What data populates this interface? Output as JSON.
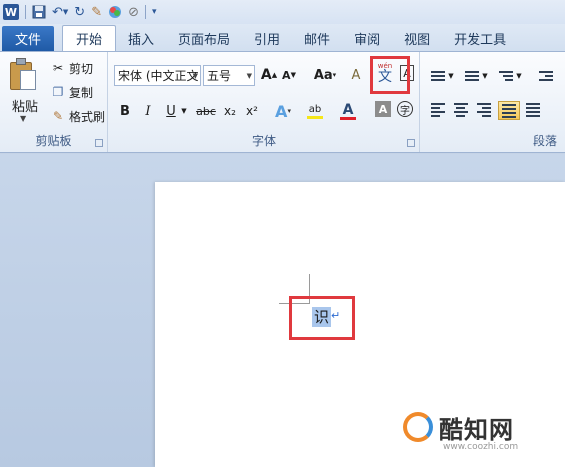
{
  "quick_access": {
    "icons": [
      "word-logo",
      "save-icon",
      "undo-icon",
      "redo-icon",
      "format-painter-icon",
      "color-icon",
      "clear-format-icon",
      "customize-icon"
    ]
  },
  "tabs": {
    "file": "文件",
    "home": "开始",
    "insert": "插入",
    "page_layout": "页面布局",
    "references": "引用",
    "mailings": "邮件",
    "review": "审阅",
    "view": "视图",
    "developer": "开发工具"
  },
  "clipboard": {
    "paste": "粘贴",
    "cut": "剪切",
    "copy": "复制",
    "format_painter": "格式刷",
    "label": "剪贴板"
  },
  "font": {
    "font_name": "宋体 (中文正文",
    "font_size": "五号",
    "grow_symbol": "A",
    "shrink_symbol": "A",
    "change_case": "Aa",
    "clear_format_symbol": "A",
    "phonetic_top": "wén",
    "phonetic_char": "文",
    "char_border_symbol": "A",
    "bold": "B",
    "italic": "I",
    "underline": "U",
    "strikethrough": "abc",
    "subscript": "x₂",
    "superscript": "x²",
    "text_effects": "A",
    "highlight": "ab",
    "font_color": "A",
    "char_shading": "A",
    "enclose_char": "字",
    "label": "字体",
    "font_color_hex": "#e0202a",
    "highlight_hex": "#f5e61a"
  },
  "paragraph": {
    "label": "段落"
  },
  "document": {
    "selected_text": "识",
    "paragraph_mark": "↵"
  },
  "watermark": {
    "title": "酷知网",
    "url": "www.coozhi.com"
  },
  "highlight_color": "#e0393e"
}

========================================================================

Repeat the data exactly in full, omitting its pictures.

What data populates this interface? Output as JSON.
{
  "quick_access": {
    "icons": [
      "word-logo",
      "save-icon",
      "undo-icon",
      "redo-icon",
      "format-painter-icon",
      "color-icon",
      "clear-format-icon",
      "customize-icon"
    ]
  },
  "tabs": {
    "file": "文件",
    "home": "开始",
    "insert": "插入",
    "page_layout": "页面布局",
    "references": "引用",
    "mailings": "邮件",
    "review": "审阅",
    "view": "视图",
    "developer": "开发工具"
  },
  "clipboard": {
    "paste": "粘贴",
    "cut": "剪切",
    "copy": "复制",
    "format_painter": "格式刷",
    "label": "剪贴板"
  },
  "font": {
    "font_name": "宋体 (中文正文",
    "font_size": "五号",
    "grow_symbol": "A",
    "shrink_symbol": "A",
    "change_case": "Aa",
    "clear_format_symbol": "A",
    "phonetic_top": "wén",
    "phonetic_char": "文",
    "char_border_symbol": "A",
    "bold": "B",
    "italic": "I",
    "underline": "U",
    "strikethrough": "abc",
    "subscript": "x₂",
    "superscript": "x²",
    "text_effects": "A",
    "highlight": "ab",
    "font_color": "A",
    "char_shading": "A",
    "enclose_char": "字",
    "label": "字体",
    "font_color_hex": "#e0202a",
    "highlight_hex": "#f5e61a"
  },
  "paragraph": {
    "label": "段落"
  },
  "document": {
    "selected_text": "识",
    "paragraph_mark": "↵"
  },
  "watermark": {
    "title": "酷知网",
    "url": "www.coozhi.com"
  },
  "highlight_color": "#e0393e"
}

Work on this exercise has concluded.